- [Goal] Copy out the stretch from the start of the records through the line containing "callout-line xyxy=(700,310,796,311)", replacing "seek-thumb" with "seek-handle" and leaving everything else unchanged.

- [Element region listings]
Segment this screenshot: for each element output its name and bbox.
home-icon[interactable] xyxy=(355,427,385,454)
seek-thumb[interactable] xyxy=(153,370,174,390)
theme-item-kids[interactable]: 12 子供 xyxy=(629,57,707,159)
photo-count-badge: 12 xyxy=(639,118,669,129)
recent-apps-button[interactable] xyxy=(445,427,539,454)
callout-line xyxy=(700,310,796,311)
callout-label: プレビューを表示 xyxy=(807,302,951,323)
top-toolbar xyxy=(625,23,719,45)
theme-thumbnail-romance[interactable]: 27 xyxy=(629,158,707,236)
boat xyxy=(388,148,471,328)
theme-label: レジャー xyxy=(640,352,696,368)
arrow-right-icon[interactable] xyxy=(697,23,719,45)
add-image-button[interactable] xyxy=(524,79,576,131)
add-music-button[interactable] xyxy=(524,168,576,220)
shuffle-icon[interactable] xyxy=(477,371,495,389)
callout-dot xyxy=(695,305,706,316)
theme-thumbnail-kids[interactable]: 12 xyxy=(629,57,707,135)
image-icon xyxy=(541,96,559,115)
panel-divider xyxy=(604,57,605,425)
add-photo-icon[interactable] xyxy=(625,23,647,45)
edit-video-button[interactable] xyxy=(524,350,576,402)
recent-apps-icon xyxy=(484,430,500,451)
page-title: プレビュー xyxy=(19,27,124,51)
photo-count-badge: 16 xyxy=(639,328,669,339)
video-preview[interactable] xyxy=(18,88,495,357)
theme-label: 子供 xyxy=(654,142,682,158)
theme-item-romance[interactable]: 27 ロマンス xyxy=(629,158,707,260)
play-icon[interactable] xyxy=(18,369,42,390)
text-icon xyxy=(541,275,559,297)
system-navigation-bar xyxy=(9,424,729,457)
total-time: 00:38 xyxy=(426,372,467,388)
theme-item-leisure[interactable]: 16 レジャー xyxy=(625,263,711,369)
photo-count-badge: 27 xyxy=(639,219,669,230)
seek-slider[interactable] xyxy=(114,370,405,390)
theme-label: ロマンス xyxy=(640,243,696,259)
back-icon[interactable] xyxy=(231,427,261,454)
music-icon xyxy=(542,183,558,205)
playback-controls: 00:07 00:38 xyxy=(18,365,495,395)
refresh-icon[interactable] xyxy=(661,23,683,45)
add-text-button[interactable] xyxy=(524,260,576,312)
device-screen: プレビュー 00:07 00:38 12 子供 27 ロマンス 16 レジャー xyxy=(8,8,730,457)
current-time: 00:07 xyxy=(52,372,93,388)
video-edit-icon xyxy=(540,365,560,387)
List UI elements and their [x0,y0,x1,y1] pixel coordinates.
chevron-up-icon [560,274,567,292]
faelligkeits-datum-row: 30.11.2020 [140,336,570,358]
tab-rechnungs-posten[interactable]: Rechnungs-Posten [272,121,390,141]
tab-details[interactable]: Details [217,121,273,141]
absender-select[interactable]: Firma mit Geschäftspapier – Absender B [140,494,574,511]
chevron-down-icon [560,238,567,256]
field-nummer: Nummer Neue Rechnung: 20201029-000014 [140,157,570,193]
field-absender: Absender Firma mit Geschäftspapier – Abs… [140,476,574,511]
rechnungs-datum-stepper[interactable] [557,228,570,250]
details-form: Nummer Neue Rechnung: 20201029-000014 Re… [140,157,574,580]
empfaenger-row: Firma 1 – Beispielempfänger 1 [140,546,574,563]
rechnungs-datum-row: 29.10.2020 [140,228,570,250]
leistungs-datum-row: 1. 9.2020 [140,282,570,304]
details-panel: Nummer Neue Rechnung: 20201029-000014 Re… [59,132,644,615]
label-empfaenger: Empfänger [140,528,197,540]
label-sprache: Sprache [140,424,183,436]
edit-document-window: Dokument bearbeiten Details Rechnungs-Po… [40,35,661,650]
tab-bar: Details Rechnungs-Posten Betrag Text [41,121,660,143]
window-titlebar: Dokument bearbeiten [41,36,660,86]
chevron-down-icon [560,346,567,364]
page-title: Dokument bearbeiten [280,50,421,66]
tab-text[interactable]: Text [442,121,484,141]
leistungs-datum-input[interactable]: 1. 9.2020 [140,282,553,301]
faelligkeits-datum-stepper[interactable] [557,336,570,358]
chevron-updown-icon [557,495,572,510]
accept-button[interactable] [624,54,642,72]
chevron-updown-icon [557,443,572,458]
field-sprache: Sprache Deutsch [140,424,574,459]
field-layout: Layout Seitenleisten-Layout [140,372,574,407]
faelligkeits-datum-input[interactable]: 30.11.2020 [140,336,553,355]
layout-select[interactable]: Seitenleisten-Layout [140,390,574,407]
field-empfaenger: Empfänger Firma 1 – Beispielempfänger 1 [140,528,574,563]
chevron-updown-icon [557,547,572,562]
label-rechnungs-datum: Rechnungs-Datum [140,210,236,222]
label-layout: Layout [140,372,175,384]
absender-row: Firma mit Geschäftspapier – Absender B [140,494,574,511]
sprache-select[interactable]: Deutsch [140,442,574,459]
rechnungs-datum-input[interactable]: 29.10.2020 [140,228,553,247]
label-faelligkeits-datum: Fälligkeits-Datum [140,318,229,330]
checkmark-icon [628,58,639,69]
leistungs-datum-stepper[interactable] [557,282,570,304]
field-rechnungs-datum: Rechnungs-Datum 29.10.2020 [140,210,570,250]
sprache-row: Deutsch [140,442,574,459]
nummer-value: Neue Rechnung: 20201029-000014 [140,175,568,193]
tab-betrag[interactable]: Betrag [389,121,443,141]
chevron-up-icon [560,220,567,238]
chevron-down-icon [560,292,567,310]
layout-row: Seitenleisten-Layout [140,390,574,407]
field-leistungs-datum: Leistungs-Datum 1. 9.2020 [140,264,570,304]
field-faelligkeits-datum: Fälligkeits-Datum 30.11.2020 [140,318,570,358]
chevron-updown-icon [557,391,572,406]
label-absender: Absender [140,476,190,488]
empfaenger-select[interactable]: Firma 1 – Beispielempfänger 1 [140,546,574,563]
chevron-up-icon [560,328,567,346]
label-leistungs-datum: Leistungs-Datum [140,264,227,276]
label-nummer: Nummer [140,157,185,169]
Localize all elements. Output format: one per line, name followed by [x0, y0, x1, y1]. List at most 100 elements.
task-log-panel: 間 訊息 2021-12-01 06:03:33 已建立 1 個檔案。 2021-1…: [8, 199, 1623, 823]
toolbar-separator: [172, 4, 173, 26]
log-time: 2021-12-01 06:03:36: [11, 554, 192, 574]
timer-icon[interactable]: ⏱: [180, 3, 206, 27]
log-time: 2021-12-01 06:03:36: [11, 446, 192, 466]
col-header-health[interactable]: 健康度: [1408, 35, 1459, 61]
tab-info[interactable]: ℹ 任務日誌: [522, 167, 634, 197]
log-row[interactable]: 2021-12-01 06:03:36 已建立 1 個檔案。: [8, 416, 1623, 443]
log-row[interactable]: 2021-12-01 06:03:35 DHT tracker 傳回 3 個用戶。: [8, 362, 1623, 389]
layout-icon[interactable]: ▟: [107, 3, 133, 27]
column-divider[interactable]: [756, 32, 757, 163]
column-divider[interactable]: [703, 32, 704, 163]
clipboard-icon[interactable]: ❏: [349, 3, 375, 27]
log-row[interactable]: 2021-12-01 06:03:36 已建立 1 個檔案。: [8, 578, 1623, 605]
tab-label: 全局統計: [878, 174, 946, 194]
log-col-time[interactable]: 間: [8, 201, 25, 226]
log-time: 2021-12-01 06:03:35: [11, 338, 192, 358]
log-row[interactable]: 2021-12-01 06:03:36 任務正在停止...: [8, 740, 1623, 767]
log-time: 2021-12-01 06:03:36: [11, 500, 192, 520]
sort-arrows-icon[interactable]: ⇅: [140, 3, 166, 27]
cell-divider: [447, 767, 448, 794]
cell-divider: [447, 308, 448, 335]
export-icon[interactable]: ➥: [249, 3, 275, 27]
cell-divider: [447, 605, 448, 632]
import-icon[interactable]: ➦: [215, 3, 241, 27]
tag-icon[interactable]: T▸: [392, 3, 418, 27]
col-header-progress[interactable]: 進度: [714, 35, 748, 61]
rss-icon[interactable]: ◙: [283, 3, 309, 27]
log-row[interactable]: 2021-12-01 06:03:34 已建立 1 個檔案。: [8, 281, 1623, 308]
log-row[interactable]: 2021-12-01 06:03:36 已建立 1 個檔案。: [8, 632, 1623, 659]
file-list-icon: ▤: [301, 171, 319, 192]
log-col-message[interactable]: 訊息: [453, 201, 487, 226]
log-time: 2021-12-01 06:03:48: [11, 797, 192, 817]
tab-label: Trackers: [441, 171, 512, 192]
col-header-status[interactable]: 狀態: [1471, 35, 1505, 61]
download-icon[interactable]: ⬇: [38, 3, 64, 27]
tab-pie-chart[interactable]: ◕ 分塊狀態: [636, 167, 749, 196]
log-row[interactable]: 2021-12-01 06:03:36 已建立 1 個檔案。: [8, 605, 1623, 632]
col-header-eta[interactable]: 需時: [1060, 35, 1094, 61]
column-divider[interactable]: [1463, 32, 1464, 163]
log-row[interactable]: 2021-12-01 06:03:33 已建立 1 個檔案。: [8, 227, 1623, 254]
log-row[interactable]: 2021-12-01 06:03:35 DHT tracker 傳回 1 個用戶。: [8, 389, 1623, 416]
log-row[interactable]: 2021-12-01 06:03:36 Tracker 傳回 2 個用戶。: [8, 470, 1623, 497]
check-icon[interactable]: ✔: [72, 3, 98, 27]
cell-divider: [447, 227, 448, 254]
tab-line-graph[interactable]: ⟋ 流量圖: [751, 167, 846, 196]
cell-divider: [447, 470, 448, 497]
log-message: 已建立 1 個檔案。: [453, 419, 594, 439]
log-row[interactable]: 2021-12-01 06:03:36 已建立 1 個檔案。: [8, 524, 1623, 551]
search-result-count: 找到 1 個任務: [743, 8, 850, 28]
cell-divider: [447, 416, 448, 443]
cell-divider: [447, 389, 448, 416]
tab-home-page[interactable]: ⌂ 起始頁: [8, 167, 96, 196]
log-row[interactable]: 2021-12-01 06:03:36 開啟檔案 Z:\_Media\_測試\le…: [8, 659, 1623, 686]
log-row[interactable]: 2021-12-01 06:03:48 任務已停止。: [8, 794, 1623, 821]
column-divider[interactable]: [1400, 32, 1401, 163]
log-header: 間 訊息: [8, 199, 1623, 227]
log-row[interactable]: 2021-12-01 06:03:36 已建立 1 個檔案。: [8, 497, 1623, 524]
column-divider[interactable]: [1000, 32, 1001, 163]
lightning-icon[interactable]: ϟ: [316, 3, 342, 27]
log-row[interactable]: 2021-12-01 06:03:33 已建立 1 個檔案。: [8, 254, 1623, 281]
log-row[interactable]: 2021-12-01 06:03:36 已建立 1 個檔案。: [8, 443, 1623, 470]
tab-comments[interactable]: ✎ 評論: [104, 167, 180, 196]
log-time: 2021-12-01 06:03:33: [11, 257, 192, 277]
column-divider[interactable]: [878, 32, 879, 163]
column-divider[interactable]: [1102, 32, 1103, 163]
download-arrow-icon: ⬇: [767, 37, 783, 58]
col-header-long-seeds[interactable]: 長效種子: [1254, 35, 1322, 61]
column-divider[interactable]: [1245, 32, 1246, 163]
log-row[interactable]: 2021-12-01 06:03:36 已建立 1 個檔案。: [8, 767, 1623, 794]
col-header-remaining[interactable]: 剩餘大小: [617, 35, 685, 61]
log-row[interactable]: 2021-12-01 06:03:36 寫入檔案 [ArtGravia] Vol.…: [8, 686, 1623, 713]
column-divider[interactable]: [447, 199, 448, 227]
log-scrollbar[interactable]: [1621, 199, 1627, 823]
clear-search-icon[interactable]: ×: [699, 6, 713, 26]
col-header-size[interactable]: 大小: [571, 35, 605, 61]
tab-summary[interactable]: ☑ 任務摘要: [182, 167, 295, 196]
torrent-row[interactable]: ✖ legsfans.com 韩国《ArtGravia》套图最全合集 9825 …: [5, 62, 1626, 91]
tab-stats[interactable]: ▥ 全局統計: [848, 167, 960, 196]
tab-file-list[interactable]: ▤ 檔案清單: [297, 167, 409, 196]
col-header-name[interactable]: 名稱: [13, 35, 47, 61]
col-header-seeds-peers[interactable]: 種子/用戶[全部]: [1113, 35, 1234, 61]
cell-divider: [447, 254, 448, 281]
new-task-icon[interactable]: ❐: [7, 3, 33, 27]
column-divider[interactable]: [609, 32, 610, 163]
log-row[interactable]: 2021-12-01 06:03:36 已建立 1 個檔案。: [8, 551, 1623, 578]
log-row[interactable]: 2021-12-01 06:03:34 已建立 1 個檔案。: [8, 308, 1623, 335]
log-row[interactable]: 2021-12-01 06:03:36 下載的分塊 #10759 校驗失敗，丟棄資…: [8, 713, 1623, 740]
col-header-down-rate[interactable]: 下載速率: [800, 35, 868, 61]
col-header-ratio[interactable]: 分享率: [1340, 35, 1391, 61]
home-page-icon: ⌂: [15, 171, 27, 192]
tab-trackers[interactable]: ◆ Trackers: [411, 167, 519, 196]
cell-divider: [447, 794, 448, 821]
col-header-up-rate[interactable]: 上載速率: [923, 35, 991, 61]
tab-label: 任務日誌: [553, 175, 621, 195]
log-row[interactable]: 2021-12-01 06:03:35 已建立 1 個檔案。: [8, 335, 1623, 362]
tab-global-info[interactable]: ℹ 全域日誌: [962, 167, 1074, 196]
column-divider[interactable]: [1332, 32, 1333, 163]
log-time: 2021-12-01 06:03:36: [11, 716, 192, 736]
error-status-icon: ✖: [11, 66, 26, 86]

- [Exercise output]
Segment this screenshot: for each element output its name and bbox.
home-icon[interactable] xyxy=(355,427,385,454)
seek-handle[interactable] xyxy=(153,370,174,390)
theme-item-kids[interactable]: 12 子供 xyxy=(629,57,707,159)
photo-count-badge: 12 xyxy=(639,118,669,129)
recent-apps-button[interactable] xyxy=(445,427,539,454)
callout-line xyxy=(700,310,796,311)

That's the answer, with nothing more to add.